What to work on: Reproduce every entry exactly as shown.

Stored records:
——

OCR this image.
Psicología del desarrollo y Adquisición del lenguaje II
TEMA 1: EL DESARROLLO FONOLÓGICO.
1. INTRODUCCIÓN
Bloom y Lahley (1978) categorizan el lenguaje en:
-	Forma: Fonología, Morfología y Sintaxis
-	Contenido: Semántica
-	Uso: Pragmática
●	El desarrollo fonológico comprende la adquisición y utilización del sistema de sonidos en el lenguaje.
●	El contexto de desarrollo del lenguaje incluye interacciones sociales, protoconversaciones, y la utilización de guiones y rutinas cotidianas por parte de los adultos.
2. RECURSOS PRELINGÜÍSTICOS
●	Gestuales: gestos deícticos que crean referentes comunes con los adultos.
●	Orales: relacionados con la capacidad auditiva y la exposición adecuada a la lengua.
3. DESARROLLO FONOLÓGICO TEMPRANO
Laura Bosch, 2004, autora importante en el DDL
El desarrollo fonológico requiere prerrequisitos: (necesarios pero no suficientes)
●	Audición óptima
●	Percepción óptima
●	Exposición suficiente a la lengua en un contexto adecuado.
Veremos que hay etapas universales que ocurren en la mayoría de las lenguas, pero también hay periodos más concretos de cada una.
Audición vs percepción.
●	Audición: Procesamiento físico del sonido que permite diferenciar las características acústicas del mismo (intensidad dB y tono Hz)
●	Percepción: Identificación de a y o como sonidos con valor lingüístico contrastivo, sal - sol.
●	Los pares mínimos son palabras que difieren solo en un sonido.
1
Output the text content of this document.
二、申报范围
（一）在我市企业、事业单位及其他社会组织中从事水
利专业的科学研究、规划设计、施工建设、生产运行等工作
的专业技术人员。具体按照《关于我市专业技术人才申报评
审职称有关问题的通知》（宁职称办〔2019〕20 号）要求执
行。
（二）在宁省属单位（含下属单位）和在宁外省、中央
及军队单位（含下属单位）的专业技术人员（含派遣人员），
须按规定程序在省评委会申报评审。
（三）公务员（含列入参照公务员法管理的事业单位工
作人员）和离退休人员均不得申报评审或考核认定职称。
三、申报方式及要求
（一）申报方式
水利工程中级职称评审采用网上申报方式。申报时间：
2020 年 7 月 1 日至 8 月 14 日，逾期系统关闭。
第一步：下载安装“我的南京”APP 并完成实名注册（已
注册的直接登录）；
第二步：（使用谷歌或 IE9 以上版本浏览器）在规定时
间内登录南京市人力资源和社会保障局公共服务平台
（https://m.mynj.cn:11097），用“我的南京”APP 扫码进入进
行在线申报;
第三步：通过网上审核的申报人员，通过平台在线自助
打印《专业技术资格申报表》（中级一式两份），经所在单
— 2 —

——

Response to the task:
OCR this image.
Psicología del desarrollo y Adquisición del lenguaje II
TEMA 1: EL DESARROLLO FONOLÓGICO.
1. INTRODUCCIÓN
Bloom y Lahley (1978) categorizan el lenguaje en:
-	Forma: Fonología, Morfología y Sintaxis
-	Contenido: Semántica
-	Uso: Pragmática
●	El desarrollo fonológico comprende la adquisición y utilización del sistema de sonidos en el lenguaje.
●	El contexto de desarrollo del lenguaje incluye interacciones sociales, protoconversaciones, y la utilización de guiones y rutinas cotidianas por parte de los adultos.
2. RECURSOS PRELINGÜÍSTICOS
●	Gestuales: gestos deícticos que crean referentes comunes con los adultos.
●	Orales: relacionados con la capacidad auditiva y la exposición adecuada a la lengua.
3. DESARROLLO FONOLÓGICO TEMPRANO
Laura Bosch, 2004, autora importante en el DDL
El desarrollo fonológico requiere prerrequisitos: (necesarios pero no suficientes)
●	Audición óptima
●	Percepción óptima
●	Exposición suficiente a la lengua en un contexto adecuado.
Veremos que hay etapas universales que ocurren en la mayoría de las lenguas, pero también hay periodos más concretos de cada una.
Audición vs percepción.
●	Audición: Procesamiento físico del sonido que permite diferenciar las características acústicas del mismo (intensidad dB y tono Hz)
●	Percepción: Identificación de a y o como sonidos con valor lingüístico contrastivo, sal - sol.
●	Los pares mínimos son palabras que difieren solo en un sonido.
1
Output the text content of this document.
二、申报范围
（一）在我市企业、事业单位及其他社会组织中从事水
利专业的科学研究、规划设计、施工建设、生产运行等工作
的专业技术人员。具体按照《关于我市专业技术人才申报评
审职称有关问题的通知》（宁职称办〔2019〕20 号）要求执
行。
（二）在宁省属单位（含下属单位）和在宁外省、中央
及军队单位（含下属单位）的专业技术人员（含派遣人员），
须按规定程序在省评委会申报评审。
（三）公务员（含列入参照公务员法管理的事业单位工
作人员）和离退休人员均不得申报评审或考核认定职称。
三、申报方式及要求
（一）申报方式
水利工程中级职称评审采用网上申报方式。申报时间：
2020 年 7 月 1 日至 8 月 14 日，逾期系统关闭。
第一步：下载安装“我的南京”APP 并完成实名注册（已
注册的直接登录）；
第二步：（使用谷歌或 IE9 以上版本浏览器）在规定时
间内登录南京市人力资源和社会保障局公共服务平台
（https://m.mynj.cn:11097），用“我的南京”APP 扫码进入进
行在线申报;
第三步：通过网上审核的申报人员，通过平台在线自助
打印《专业技术资格申报表》（中级一式两份），经所在单
— 2 —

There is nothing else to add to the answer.